• Directive
Track down each line that has the word "process" and copy it.
::::::::::
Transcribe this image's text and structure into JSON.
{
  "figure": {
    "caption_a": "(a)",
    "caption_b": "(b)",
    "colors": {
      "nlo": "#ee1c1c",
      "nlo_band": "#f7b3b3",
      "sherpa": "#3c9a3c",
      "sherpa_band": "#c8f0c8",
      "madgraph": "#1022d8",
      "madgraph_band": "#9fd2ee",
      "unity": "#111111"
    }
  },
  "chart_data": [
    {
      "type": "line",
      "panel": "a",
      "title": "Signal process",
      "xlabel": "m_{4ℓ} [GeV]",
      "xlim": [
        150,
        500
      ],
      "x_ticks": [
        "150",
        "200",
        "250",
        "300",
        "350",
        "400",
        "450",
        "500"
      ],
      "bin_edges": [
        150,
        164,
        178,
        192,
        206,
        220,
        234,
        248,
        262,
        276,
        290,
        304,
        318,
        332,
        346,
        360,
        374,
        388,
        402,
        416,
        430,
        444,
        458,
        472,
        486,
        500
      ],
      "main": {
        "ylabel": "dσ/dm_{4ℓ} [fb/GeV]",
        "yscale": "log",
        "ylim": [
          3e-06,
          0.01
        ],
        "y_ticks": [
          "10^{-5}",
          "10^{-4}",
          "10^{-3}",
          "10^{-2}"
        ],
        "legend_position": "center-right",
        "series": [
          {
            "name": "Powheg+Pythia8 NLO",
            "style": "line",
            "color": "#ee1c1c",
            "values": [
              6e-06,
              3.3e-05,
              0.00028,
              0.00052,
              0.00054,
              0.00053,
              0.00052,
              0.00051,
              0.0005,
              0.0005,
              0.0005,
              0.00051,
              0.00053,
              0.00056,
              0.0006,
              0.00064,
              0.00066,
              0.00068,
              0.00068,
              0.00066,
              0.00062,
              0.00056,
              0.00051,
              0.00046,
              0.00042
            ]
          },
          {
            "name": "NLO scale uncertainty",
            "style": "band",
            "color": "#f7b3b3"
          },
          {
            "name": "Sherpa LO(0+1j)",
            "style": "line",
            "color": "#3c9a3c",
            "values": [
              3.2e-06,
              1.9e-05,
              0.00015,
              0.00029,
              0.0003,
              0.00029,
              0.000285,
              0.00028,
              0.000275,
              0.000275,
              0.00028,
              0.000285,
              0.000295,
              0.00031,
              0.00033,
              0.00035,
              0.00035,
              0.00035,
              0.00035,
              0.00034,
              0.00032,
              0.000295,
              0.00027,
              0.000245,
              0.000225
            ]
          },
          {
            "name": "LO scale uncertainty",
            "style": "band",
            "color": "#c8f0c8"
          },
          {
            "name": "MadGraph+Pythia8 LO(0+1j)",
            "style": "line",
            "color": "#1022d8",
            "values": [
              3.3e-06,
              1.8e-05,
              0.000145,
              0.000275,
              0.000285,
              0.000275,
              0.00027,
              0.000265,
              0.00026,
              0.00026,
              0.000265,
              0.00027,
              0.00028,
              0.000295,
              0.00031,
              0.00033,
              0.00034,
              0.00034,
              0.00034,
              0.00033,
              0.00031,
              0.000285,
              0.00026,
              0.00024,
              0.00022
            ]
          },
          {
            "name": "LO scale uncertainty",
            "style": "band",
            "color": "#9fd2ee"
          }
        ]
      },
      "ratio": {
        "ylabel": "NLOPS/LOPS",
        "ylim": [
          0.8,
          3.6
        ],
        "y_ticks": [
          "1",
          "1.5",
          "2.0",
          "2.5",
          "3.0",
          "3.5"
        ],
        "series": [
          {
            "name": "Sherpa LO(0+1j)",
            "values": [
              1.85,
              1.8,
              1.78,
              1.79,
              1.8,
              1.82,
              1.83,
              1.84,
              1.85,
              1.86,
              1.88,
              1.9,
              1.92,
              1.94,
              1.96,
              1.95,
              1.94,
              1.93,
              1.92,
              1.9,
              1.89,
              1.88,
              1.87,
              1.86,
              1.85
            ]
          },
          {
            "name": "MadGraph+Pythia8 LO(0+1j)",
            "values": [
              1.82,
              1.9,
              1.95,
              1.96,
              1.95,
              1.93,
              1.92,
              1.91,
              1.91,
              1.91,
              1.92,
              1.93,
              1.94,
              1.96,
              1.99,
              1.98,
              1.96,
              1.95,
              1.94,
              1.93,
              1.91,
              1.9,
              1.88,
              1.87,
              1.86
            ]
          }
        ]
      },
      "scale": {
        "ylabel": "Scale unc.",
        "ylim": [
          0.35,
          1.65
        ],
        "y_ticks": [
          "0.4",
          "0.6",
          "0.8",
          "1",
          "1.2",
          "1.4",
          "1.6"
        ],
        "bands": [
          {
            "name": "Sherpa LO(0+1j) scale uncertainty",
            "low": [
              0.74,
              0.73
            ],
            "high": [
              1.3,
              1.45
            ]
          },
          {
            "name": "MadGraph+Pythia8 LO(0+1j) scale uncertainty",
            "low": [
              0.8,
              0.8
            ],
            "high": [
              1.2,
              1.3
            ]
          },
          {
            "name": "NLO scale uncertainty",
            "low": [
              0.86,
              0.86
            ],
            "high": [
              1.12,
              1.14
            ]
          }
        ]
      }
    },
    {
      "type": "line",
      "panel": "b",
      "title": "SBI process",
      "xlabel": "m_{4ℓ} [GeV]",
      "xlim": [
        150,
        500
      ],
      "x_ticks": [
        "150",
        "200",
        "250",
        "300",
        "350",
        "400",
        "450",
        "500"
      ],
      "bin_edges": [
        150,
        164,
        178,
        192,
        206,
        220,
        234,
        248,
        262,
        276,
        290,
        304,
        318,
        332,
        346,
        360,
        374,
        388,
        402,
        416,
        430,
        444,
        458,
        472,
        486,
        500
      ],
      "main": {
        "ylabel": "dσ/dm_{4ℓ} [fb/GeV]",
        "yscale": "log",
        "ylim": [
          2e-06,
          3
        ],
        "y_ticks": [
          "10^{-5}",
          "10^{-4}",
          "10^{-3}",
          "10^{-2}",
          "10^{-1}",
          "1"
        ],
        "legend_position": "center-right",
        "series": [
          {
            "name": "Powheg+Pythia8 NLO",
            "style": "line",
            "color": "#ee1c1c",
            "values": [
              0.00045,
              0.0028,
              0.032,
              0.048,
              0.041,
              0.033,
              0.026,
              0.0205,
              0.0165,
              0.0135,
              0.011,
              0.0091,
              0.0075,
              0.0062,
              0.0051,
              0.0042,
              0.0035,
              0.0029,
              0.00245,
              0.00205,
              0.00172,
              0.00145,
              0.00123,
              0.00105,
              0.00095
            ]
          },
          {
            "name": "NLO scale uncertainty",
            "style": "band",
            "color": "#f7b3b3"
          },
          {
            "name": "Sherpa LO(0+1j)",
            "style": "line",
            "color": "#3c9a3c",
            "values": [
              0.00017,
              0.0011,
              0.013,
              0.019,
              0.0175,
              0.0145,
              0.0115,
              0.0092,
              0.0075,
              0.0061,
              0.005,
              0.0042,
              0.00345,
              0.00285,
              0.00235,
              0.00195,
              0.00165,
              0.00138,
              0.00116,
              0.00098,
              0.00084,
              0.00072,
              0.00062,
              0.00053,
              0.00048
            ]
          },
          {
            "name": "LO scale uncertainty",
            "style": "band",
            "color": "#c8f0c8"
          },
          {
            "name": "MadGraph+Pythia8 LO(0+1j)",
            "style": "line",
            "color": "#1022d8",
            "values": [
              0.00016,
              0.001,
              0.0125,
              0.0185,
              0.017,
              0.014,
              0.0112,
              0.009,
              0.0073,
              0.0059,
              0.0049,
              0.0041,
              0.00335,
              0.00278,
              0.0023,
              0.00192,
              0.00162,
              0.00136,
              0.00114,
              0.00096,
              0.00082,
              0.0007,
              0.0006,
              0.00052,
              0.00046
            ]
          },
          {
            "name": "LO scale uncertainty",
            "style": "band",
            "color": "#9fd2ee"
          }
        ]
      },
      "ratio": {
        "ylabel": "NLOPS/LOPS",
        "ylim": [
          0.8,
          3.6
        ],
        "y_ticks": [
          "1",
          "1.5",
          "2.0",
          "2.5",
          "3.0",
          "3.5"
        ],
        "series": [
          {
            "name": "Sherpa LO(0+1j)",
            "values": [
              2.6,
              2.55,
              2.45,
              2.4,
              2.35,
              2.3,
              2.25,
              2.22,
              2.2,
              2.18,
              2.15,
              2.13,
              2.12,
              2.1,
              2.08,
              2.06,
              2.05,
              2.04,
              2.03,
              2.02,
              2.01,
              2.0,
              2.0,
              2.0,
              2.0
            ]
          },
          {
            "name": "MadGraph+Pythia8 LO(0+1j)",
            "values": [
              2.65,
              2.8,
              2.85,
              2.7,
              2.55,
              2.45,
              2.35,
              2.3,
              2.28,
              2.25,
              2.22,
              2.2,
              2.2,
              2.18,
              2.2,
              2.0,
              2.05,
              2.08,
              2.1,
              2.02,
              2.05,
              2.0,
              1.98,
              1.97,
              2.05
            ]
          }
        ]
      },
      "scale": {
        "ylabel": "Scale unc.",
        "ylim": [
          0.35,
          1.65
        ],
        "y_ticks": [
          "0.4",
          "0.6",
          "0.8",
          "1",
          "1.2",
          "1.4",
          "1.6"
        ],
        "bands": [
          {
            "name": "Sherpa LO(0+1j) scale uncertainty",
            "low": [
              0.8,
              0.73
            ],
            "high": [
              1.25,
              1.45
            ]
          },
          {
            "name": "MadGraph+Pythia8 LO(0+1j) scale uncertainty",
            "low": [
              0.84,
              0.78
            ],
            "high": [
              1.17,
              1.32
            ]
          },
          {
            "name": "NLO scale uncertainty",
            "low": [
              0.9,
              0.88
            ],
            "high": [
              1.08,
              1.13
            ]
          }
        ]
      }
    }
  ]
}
::::::::::
• The solution
      "title": "Signal process",
      "title": "SBI process",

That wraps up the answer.